Filter the records below for the word "Share". Copy each line that holds it.

(Extracts from a graphics dataset)
[Begin]

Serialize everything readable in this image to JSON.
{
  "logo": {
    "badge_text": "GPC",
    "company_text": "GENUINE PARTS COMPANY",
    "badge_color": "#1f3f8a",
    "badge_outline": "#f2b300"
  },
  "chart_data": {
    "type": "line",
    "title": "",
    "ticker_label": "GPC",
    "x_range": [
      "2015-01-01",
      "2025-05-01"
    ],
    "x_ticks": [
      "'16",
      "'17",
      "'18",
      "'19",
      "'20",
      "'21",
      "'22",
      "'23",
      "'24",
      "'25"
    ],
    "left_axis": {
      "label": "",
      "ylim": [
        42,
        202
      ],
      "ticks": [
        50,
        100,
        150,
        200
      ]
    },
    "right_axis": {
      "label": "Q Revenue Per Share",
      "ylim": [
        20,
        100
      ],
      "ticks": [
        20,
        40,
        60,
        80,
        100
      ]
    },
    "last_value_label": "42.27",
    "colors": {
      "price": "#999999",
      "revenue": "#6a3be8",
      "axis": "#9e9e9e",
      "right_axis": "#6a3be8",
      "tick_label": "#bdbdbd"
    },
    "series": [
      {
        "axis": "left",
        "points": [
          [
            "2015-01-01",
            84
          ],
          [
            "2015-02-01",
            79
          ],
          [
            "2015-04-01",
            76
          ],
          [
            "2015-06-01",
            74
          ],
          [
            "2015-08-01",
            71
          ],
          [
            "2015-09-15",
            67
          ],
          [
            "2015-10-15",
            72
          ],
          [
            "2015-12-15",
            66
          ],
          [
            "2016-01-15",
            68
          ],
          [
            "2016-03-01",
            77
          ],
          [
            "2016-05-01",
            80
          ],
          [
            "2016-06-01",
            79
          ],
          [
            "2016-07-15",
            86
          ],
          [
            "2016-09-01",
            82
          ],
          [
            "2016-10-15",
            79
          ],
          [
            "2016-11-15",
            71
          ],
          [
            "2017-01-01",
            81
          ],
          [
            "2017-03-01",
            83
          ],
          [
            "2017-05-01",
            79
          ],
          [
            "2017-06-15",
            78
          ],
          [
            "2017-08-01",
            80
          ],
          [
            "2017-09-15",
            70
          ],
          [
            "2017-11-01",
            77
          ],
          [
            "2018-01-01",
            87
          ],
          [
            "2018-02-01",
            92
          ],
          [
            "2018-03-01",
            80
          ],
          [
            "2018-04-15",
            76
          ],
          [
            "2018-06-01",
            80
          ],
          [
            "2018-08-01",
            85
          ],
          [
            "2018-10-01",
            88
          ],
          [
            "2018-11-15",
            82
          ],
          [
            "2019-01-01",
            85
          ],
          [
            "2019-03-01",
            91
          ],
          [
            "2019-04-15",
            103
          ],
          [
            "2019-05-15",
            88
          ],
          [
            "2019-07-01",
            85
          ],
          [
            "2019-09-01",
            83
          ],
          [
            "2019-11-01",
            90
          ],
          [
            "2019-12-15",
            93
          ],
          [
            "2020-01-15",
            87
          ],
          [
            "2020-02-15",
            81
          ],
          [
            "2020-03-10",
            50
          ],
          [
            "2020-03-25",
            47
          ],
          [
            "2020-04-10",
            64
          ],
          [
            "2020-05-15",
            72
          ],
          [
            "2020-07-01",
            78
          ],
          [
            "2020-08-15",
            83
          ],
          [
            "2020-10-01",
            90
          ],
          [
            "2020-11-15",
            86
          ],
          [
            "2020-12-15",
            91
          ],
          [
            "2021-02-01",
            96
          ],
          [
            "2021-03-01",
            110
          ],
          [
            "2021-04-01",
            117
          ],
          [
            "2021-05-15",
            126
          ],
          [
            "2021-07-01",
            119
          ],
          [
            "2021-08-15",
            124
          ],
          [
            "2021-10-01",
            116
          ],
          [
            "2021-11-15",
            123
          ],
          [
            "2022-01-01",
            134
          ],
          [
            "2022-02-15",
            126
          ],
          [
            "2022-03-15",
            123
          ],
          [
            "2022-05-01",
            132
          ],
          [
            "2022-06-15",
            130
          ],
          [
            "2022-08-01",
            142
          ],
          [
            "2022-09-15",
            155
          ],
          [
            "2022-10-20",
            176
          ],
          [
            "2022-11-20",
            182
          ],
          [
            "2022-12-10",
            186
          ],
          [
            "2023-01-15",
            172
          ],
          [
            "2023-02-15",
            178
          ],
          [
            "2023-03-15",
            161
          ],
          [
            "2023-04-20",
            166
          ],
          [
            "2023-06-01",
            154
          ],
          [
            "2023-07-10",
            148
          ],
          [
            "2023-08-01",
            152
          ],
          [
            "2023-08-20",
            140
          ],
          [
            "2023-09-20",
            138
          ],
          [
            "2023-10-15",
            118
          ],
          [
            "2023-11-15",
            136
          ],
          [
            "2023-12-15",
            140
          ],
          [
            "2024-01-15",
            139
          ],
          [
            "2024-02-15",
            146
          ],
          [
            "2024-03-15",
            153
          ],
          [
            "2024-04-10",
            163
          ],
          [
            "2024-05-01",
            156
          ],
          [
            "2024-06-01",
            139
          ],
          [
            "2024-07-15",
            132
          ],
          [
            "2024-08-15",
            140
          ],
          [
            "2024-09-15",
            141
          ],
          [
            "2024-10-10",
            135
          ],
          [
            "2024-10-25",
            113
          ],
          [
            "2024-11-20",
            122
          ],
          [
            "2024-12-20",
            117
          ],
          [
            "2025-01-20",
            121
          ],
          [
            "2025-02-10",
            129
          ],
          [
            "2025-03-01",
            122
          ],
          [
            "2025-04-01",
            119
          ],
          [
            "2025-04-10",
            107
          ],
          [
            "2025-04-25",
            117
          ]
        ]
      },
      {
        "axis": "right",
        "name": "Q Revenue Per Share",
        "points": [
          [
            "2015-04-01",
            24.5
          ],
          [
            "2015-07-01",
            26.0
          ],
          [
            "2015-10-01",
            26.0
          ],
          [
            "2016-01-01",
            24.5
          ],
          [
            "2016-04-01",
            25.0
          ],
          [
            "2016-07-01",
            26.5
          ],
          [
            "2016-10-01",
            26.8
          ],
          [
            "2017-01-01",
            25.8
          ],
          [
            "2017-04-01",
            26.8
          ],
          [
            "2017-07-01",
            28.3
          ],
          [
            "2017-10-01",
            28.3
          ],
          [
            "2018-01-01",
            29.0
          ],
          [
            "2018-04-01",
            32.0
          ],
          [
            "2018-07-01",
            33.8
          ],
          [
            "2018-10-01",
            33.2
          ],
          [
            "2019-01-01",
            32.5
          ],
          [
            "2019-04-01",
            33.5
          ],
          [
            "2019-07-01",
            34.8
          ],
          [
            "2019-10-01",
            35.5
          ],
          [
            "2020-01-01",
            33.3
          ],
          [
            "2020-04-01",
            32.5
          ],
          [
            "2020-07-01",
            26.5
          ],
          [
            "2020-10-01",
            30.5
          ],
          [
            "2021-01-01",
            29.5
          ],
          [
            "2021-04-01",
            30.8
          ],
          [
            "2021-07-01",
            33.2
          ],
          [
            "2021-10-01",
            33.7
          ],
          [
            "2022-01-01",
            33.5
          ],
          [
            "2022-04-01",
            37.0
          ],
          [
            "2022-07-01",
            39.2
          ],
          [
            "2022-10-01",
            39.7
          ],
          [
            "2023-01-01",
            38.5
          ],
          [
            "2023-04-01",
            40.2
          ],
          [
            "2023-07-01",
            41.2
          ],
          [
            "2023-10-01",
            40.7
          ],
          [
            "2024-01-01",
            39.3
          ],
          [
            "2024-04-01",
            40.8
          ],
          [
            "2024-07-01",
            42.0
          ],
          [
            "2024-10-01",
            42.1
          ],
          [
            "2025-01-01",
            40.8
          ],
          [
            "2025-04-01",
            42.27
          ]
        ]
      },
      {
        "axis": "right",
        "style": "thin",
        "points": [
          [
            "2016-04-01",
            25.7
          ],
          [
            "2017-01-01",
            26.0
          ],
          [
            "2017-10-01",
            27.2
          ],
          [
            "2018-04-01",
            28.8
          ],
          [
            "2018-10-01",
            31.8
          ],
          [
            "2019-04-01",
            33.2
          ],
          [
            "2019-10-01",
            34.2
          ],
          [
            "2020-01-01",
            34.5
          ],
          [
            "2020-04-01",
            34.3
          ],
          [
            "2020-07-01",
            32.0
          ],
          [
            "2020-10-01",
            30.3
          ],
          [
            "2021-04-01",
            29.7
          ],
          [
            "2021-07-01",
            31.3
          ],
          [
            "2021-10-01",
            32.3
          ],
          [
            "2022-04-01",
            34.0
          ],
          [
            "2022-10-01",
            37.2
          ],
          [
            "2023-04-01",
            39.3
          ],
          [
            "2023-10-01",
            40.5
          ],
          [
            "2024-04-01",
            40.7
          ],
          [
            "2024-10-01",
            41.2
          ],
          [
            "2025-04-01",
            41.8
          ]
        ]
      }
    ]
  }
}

[End]

■ **Response to the task**:
      "label": "Q Revenue Per Share",
        "name": "Q Revenue Per Share",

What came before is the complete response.